**Extract provided:**
▽
Reply by John Devereux September 23, 20072007-09-23
linnix <me@linnix.info-for.us> writes:

> On Sep 21, 4:04 pm, John Devereux <jdREM...@THISdevereux.me.uk> wrote:
>> "Wilco Dijkstra" <Wilco_dot_Dijks...@ntlworld.com> writes:
>> > "John Devereux" <jdREM...@THISdevereux.me.uk> wrote in messagenews:87k5qjhgc2.fsf@cordelia.devereux.me.uk...
>> >> The ST product page says that the M3 (and the STM32) is a Harvard
>> >> architecture.
>>
>> >> Does anyone know if this fact is "transparent" to code? Or do you need
>> >> different instructions to access code and data spaces? On the AVR, for
>> >> example, this causes a *lot* of problems when keeping constant data in
>> >> flash.
>>
>> > Most Harvards use a unified address space and so don't have any issues
>> > with accessing code as data. The term is used when there are instruction
>> > and data buses that can be used in parallel.
>>
>> Thanks Wilco, that's what I hoped for.
>>
>> > Pure Harvards that also have separate address spaces are rare.
>>
>> Well they are not *that* rare in microcontrollers - I thought it was
>> worth checking (and couldn't tell for sure by skimming the
>> documentation).
>
> Linear uniform address space for sure.  In fact, you can run from
> flash to write new codes on sram, jump to run from sram and rewrite
> the flash.  Flash, sram and I/O are all memory addresses.
>
> We have the LMI Cortex M3 for months, the STM32 is very similar,
> except for better low power modes.  Power consumption is the major
> reason holding us back on using the LMI.
△
Dataset excerpt
▽
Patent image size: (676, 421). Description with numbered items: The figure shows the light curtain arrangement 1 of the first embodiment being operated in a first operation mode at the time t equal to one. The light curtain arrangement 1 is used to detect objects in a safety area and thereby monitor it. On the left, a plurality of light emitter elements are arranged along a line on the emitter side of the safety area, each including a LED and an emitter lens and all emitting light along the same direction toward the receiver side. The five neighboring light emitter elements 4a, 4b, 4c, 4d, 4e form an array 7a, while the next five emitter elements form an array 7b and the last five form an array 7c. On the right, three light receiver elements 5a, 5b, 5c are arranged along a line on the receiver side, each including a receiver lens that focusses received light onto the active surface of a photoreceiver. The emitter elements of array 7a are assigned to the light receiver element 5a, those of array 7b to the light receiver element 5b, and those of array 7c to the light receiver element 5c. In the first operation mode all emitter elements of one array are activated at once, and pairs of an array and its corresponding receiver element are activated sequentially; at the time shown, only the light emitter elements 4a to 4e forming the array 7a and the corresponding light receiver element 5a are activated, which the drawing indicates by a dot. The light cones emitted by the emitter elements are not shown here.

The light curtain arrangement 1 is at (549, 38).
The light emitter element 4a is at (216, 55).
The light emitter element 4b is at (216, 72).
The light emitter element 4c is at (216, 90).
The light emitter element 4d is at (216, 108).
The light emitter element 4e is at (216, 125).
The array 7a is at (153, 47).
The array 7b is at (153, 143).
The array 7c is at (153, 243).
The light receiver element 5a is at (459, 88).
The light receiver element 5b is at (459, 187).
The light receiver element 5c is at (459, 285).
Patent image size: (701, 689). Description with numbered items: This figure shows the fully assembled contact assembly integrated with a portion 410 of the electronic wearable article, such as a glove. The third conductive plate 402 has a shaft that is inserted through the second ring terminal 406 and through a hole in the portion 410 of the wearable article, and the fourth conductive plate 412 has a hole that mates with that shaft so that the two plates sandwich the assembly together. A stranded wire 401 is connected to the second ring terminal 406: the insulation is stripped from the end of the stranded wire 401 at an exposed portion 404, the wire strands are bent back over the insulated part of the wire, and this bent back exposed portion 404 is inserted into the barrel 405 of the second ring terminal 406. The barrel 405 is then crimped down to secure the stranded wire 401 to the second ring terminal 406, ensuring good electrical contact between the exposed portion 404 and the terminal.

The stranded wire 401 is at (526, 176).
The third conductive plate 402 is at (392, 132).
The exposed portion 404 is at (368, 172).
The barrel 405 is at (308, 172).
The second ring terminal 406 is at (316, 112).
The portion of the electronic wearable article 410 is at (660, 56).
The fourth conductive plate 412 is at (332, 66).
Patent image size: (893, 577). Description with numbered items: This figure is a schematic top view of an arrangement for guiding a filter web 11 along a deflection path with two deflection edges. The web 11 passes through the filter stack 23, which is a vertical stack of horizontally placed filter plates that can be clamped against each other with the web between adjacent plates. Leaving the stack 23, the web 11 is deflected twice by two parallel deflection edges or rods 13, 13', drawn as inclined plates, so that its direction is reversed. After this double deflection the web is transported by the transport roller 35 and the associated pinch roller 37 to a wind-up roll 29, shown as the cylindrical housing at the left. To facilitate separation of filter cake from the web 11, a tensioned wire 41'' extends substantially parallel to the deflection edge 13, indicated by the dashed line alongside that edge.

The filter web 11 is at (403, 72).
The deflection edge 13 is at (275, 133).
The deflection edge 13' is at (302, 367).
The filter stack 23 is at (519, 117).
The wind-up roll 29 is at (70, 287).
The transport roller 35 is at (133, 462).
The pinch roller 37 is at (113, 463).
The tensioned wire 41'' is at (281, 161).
△
**Challenge 1:** Write out the passage of the forum thread on Harvard architecture from "Reply by John" up to and including "wrote in messagenews:87k5qjhgc2.fsf@cordelia.devereux.me.uk...".
**Challenge 2:** In the forum thread on Harvard architecture, what does linnix give as the major reason holding back use of the LMI Cortex M3?

**Exercise output 1:**
Reply by John Devereux September 23, 20072007-09-23
linnix <me@linnix.info-for.us> writes:

> On Sep 21, 4:04 pm, John Devereux <jdREM...@THISdevereux.me.uk> wrote:
>> "Wilco Dijkstra" <Wilco_dot_Dijks...@ntlworld.com> writes:
>> > "John Devereux" <jdREM...@THISdevereux.me.uk> wrote in messagenews:87k5qjhgc2.fsf@cordelia.devereux.me.uk...

**Exercise output 2:** Power consumption.